PAGE EXCERPT:
Reports suggest that glucose levels can modulate microbiota and determine the host response (11). Hence, we categorized a subset of DW samples (n = 50) into those with “poor glucose control” (HbA1c ≥7.5%) and “good glucose control” (HbA1c <7.5%) (12) and studied their microbial community structure. Poor glucose control samples had a higher percentage of actinobacteria (9.6% versus 1.7%) (Fig. 6A), although alpha diversity metrics were similar between these two cohorts (Fig. 6B). An NMDS analysis could not clearly discriminate between good control and poor control samples (Fig. 6C).
FIG 6.
Microbial distribution in diabetic wound samples based on HbA1c values. Bacterial OTUs were taxonomically classified to the phylum level. Samples were classified into good (<7.5% HbA1c) and poor (≥7.5% HbA1c) glucose control. (A) Average relative abundance of each OTU categorized by its phylum. (B) Alpha diversity indices for the two cohorts. (C) NMDS results with normalized data for samples and stratified based on glucose control.
Microbiome in culture-negative DW samples.
While 22/100 DW samples failed to show any microbial growth in culture, NGS revealed presence of several culturable OTUs such as P. aeruginosa (11/22), S. aureus (7/22), and Acinetobacter baumannii (7/22) in culture-negative samples. To explore the microbiome of the culture negative samples, a principal-component analysis (PCA) was performed to compare culture-negative and culture-positive DW samples. Majority of the culture-negative samples formed a tight group with Alcaligenes as the strongest variable responsible for the cluster (Fig. 7).
FIG 7.
Microbiome diversity in culture negative DW samples based on NGS data. A principal-component analysis (PCA) graph developed from normalized data was constructed using NGS-based identification, and culture-negative samples (based on culture results, n = 22) were identified. A PCA biplot identified Alcaligenes as the major contributor to the clustering.
DISCUSSION
Infected foot ulcers remain a major complication of diabetes and treatment is often guided by empirical assessment based on clinical presentation. Despite gain in knowledge of the application of NGS technologies in the study of bacterial infections, there is a paucity in their translation to routine practice in clinical microbiology (13). Our culture-based methods identified S. aureus and P. aeruginosa as the frequently reported wound pathogens as has been reported earlier (11). However, our NGS-based study identified a diverse core microbiome of Alcaligenes, Pseudomonas, Burkholderia, Corynebacterium, Streptococcus, Staphylococcus, Achromobacter, Acinetobacter, Methylobacterium, and Bacillus consistent across all diabetic wounds. Certain trends were observed, such as an increase in facultative anaerobes with increasing wound severity and preferential presence of genera such as Proteus and Burkholderia based on gender. This suggests that, although there is a “core wound microbiome” prevalent among the samples, our study opens up an opportunity to use NGS for personalized medicine as we could observe quite a bit of variance in selected microbial genera across the samples. Knowledge of the wound pathogens needs to be complemented with their resistance patterns for it to be clinically relevant. Toward this, we carried out resistance profiles via MIC tests and found that isolates had higher resistance toward all antibiotics tested. The presence of a polymicrobial consortium with differing microbial resistance patterns in wound microenvironment could play a significant role in delaying wound healing process.

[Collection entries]
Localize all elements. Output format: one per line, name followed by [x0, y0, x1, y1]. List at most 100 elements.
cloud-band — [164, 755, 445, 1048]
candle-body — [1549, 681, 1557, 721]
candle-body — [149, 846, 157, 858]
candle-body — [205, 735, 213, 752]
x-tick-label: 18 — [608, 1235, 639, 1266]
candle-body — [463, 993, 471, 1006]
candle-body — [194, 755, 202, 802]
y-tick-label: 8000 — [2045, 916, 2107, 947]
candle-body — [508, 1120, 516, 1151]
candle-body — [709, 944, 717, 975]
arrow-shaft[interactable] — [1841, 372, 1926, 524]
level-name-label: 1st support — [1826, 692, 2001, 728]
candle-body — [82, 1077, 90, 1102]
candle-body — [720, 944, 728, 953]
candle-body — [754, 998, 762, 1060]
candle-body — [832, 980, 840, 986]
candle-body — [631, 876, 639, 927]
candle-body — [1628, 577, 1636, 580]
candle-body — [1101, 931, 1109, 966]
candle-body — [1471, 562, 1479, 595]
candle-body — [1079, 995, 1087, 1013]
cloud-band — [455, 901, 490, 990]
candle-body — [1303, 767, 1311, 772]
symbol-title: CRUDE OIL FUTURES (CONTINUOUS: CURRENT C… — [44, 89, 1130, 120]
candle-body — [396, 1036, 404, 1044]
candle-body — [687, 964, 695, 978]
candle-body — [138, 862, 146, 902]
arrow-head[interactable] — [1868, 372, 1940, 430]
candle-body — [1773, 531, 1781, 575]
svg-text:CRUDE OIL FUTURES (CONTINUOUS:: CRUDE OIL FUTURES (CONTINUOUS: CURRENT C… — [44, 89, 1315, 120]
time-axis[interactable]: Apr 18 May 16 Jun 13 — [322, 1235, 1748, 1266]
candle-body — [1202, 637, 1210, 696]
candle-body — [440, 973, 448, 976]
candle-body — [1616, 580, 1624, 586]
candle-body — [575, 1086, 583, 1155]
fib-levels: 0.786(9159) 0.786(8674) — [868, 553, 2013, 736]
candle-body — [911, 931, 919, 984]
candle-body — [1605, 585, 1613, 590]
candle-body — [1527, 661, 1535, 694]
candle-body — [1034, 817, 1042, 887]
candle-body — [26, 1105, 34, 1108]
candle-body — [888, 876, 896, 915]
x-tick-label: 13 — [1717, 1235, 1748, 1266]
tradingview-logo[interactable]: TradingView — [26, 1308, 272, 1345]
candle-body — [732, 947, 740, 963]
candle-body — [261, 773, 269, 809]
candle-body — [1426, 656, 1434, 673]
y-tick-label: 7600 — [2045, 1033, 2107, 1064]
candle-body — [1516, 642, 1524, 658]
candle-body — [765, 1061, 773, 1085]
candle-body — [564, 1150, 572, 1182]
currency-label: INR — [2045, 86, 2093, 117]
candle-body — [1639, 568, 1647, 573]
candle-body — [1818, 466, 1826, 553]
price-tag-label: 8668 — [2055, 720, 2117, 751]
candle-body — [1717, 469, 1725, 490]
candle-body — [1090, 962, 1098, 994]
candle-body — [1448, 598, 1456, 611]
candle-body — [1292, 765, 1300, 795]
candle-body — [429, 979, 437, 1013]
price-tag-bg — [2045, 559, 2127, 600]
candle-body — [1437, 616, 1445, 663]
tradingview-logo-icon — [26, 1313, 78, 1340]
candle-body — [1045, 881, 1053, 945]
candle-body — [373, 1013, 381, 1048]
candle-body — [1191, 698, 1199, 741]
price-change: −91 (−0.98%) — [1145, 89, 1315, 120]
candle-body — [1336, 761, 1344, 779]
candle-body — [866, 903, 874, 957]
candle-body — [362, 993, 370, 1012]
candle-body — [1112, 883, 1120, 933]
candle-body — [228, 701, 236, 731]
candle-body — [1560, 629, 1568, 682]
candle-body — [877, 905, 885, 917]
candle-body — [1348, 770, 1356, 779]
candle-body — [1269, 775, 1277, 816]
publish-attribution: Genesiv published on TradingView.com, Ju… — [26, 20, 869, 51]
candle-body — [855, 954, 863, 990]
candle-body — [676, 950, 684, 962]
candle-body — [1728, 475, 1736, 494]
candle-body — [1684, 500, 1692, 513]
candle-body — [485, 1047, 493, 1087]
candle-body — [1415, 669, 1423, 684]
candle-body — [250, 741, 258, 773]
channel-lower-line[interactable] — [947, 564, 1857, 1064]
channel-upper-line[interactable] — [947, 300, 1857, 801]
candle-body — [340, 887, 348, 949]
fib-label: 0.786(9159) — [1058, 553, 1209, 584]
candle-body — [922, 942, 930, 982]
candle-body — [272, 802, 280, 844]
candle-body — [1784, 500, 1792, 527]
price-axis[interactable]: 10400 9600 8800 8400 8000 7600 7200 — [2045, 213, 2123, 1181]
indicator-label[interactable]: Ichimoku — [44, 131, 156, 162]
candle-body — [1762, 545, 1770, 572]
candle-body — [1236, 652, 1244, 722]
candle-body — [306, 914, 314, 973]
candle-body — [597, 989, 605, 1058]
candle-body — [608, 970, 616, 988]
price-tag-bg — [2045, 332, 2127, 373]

ASSIGNMENT: From the diabetic wound microbiome excerpt, reproduce word for word the part that opens with the words containing "Microbiome in culture-negative" and closes with "cluster (Fig. 7).".

TASK RESULT:
Microbiome in culture-negative DW samples.
While 22/100 DW samples failed to show any microbial growth in culture, NGS revealed presence of several culturable OTUs such as P. aeruginosa (11/22), S. aureus (7/22), and Acinetobacter baumannii (7/22) in culture-negative samples. To explore the microbiome of the culture negative samples, a principal-component analysis (PCA) was performed to compare culture-negative and culture-positive DW samples. Majority of the culture-negative samples formed a tight group with Alcaligenes as the strongest variable responsible for the cluster (Fig. 7).